Copy out every line of the material below without any change.

┌─ RECORDS FOR THIS EXERCISE

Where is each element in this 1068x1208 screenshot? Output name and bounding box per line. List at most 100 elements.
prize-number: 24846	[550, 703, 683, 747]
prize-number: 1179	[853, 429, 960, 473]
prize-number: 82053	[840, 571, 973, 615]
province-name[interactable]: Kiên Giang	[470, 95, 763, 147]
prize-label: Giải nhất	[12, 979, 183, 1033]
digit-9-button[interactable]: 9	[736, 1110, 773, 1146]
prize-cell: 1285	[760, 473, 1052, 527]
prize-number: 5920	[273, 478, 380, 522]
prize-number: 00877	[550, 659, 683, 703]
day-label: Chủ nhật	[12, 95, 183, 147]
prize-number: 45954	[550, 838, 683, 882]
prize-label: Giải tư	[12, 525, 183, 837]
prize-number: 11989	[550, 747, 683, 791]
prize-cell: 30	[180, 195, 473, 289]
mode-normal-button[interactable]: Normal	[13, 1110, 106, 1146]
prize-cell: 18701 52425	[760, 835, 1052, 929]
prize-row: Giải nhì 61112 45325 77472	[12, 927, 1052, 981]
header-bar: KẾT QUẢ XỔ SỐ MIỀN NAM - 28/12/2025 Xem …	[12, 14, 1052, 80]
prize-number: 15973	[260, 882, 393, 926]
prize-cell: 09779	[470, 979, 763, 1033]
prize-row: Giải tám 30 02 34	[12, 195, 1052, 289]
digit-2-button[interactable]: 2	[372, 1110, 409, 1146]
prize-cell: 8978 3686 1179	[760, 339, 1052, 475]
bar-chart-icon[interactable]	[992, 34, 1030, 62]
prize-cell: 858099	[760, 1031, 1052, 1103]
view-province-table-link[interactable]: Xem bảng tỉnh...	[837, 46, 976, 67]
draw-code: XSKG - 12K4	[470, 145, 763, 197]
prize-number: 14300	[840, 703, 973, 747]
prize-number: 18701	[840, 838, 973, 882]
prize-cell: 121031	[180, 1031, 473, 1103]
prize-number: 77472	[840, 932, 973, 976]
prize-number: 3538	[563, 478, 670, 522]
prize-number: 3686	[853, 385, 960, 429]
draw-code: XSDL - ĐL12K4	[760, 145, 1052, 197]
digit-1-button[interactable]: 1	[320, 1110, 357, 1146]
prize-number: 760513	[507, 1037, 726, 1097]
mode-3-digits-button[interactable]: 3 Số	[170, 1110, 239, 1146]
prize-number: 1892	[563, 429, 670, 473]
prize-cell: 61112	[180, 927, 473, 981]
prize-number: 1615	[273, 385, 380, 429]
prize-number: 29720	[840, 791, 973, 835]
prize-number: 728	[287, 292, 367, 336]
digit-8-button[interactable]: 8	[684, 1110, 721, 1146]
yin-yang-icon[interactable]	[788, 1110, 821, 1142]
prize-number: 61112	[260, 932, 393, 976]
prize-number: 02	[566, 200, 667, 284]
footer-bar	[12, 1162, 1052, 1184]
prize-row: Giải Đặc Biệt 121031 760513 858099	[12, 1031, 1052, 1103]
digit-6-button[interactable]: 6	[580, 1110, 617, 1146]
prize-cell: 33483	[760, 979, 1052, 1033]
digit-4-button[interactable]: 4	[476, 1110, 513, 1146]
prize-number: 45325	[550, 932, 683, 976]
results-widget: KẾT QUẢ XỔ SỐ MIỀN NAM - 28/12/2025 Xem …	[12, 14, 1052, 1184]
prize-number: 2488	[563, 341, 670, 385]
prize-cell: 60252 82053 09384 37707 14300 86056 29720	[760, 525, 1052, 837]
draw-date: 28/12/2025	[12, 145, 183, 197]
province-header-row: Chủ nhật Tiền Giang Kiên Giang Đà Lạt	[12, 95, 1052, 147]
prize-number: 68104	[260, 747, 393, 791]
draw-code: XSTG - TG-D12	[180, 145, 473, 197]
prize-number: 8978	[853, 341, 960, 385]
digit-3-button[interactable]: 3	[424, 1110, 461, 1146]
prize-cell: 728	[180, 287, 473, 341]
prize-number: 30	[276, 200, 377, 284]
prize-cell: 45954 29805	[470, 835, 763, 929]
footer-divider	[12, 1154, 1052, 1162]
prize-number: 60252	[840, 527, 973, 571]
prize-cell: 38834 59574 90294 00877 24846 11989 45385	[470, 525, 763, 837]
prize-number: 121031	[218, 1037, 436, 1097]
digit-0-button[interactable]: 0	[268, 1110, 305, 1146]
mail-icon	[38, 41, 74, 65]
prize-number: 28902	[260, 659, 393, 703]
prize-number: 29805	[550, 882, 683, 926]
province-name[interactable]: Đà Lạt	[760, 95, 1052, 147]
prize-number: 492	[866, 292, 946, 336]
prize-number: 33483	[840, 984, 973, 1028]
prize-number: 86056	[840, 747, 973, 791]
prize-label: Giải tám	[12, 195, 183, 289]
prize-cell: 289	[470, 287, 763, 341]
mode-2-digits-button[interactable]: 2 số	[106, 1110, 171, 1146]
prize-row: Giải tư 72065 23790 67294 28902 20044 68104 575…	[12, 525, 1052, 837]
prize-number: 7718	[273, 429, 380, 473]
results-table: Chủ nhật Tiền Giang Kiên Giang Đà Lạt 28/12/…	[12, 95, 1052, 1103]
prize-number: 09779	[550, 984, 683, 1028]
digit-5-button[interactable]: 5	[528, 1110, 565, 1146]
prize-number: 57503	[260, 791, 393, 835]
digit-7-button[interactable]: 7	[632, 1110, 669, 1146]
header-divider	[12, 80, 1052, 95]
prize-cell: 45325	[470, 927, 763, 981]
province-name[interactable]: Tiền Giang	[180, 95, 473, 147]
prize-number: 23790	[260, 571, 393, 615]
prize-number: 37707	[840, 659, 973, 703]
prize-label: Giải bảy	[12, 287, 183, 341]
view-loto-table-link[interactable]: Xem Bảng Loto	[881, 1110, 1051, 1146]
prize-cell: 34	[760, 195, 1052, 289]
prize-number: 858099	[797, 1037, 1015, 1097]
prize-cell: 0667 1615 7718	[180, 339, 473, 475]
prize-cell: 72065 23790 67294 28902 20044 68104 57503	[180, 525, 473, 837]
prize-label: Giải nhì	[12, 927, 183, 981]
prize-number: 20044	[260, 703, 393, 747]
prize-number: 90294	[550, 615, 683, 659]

└─

__COMPLETE RESPONSE__:
Where is each element in this 1068x1208 screenshot? Output name and bounding box per line. List at most 100 elements.
prize-number: 24846	[550, 703, 683, 747]
prize-number: 1179	[853, 429, 960, 473]
prize-number: 82053	[840, 571, 973, 615]
province-name[interactable]: Kiên Giang	[470, 95, 763, 147]
prize-label: Giải nhất	[12, 979, 183, 1033]
digit-9-button[interactable]: 9	[736, 1110, 773, 1146]
prize-cell: 1285	[760, 473, 1052, 527]
prize-number: 5920	[273, 478, 380, 522]
prize-number: 00877	[550, 659, 683, 703]
day-label: Chủ nhật	[12, 95, 183, 147]
prize-number: 45954	[550, 838, 683, 882]
prize-label: Giải tư	[12, 525, 183, 837]
prize-number: 11989	[550, 747, 683, 791]
prize-cell: 30	[180, 195, 473, 289]
mode-normal-button[interactable]: Normal	[13, 1110, 106, 1146]
prize-cell: 18701 52425	[760, 835, 1052, 929]
prize-row: Giải nhì 61112 45325 77472	[12, 927, 1052, 981]
header-bar: KẾT QUẢ XỔ SỐ MIỀN NAM - 28/12/2025 Xem …	[12, 14, 1052, 80]
prize-number: 15973	[260, 882, 393, 926]
prize-cell: 09779	[470, 979, 763, 1033]
prize-row: Giải tám 30 02 34	[12, 195, 1052, 289]
digit-2-button[interactable]: 2	[372, 1110, 409, 1146]
prize-cell: 8978 3686 1179	[760, 339, 1052, 475]
bar-chart-icon[interactable]	[992, 34, 1030, 62]
prize-cell: 858099	[760, 1031, 1052, 1103]
view-province-table-link[interactable]: Xem bảng tỉnh...	[837, 46, 976, 67]
draw-code: XSKG - 12K4	[470, 145, 763, 197]
prize-number: 14300	[840, 703, 973, 747]
prize-number: 18701	[840, 838, 973, 882]
prize-cell: 121031	[180, 1031, 473, 1103]
prize-number: 77472	[840, 932, 973, 976]
prize-number: 3538	[563, 478, 670, 522]
prize-number: 3686	[853, 385, 960, 429]
draw-code: XSDL - ĐL12K4	[760, 145, 1052, 197]
digit-1-button[interactable]: 1	[320, 1110, 357, 1146]
prize-number: 760513	[507, 1037, 726, 1097]
mode-3-digits-button[interactable]: 3 Số	[170, 1110, 239, 1146]
prize-number: 1892	[563, 429, 670, 473]
prize-cell: 61112	[180, 927, 473, 981]
prize-number: 1615	[273, 385, 380, 429]
prize-number: 29720	[840, 791, 973, 835]
prize-number: 728	[287, 292, 367, 336]
digit-8-button[interactable]: 8	[684, 1110, 721, 1146]
yin-yang-icon[interactable]	[788, 1110, 821, 1142]
prize-number: 61112	[260, 932, 393, 976]
prize-number: 02	[566, 200, 667, 284]
footer-bar	[12, 1162, 1052, 1184]
prize-row: Giải Đặc Biệt 121031 760513 858099	[12, 1031, 1052, 1103]
digit-6-button[interactable]: 6	[580, 1110, 617, 1146]
prize-cell: 33483	[760, 979, 1052, 1033]
digit-4-button[interactable]: 4	[476, 1110, 513, 1146]
prize-number: 45325	[550, 932, 683, 976]
results-widget: KẾT QUẢ XỔ SỐ MIỀN NAM - 28/12/2025 Xem …	[12, 14, 1052, 1184]
prize-number: 2488	[563, 341, 670, 385]
prize-cell: 60252 82053 09384 37707 14300 86056 29720	[760, 525, 1052, 837]
draw-date: 28/12/2025	[12, 145, 183, 197]
province-header-row: Chủ nhật Tiền Giang Kiên Giang Đà Lạt	[12, 95, 1052, 147]
prize-number: 68104	[260, 747, 393, 791]
draw-code: XSTG - TG-D12	[180, 145, 473, 197]
prize-number: 8978	[853, 341, 960, 385]
digit-3-button[interactable]: 3	[424, 1110, 461, 1146]
prize-cell: 728	[180, 287, 473, 341]
prize-number: 30	[276, 200, 377, 284]
prize-cell: 45954 29805	[470, 835, 763, 929]
footer-divider	[12, 1154, 1052, 1162]
prize-number: 60252	[840, 527, 973, 571]
prize-cell: 38834 59574 90294 00877 24846 11989 45385	[470, 525, 763, 837]
prize-number: 121031	[218, 1037, 436, 1097]
digit-0-button[interactable]: 0	[268, 1110, 305, 1146]
mail-icon	[38, 41, 74, 65]
prize-number: 28902	[260, 659, 393, 703]
prize-number: 29805	[550, 882, 683, 926]
province-name[interactable]: Đà Lạt	[760, 95, 1052, 147]
prize-number: 492	[866, 292, 946, 336]
prize-number: 33483	[840, 984, 973, 1028]
prize-number: 86056	[840, 747, 973, 791]
prize-label: Giải tám	[12, 195, 183, 289]
prize-cell: 289	[470, 287, 763, 341]
mode-2-digits-button[interactable]: 2 số	[106, 1110, 171, 1146]
prize-row: Giải tư 72065 23790 67294 28902 20044 68104 575…	[12, 525, 1052, 837]
prize-number: 7718	[273, 429, 380, 473]
results-table: Chủ nhật Tiền Giang Kiên Giang Đà Lạt 28/12/…	[12, 95, 1052, 1103]
prize-number: 09779	[550, 984, 683, 1028]
digit-5-button[interactable]: 5	[528, 1110, 565, 1146]
prize-number: 57503	[260, 791, 393, 835]
digit-7-button[interactable]: 7	[632, 1110, 669, 1146]
header-divider	[12, 80, 1052, 95]
prize-cell: 45325	[470, 927, 763, 981]
province-name[interactable]: Tiền Giang	[180, 95, 473, 147]
prize-number: 23790	[260, 571, 393, 615]
prize-number: 37707	[840, 659, 973, 703]
prize-label: Giải bảy	[12, 287, 183, 341]
view-loto-table-link[interactable]: Xem Bảng Loto	[881, 1110, 1051, 1146]
prize-cell: 34	[760, 195, 1052, 289]
prize-number: 858099	[797, 1037, 1015, 1097]
prize-cell: 0667 1615 7718	[180, 339, 473, 475]
prize-cell: 72065 23790 67294 28902 20044 68104 57503	[180, 525, 473, 837]
prize-label: Giải nhì	[12, 927, 183, 981]
prize-number: 20044	[260, 703, 393, 747]
prize-number: 90294	[550, 615, 683, 659]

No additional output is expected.